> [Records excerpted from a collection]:
** BEGIN **
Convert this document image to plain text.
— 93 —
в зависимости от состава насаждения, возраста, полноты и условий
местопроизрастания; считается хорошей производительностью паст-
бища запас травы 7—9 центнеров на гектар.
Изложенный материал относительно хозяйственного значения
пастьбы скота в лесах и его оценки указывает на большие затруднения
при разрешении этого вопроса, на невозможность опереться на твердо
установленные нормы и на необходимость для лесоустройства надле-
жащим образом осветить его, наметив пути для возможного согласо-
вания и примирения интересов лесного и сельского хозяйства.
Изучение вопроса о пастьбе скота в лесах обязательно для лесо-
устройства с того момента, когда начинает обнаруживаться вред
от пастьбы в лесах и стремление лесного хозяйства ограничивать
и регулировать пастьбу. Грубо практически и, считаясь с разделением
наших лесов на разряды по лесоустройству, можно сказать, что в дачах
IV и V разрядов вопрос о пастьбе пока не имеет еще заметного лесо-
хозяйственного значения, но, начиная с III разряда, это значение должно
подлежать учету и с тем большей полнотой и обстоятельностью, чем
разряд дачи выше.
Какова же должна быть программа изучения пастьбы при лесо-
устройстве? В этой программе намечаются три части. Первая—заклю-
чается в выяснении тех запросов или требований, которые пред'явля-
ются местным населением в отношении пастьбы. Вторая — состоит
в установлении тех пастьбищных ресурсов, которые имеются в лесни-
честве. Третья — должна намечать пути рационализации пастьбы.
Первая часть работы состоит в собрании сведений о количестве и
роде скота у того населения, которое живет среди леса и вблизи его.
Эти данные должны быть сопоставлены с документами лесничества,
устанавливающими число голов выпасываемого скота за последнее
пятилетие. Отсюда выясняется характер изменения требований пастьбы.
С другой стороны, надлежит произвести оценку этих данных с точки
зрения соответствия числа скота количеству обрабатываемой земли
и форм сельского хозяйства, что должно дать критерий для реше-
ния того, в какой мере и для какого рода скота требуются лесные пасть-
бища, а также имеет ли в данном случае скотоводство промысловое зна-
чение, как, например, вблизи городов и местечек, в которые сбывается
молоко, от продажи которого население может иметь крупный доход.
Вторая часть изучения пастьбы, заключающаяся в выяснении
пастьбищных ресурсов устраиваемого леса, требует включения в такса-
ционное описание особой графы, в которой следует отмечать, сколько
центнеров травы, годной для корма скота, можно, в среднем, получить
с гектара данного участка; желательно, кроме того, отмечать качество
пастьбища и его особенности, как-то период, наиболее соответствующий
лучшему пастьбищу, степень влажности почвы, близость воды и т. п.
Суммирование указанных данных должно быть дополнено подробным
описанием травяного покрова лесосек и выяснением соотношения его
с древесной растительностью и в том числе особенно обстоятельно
** END **
> [Short task]: Answer with one number: how many lines in the listing hold "изучения".

> [Written solution]: 2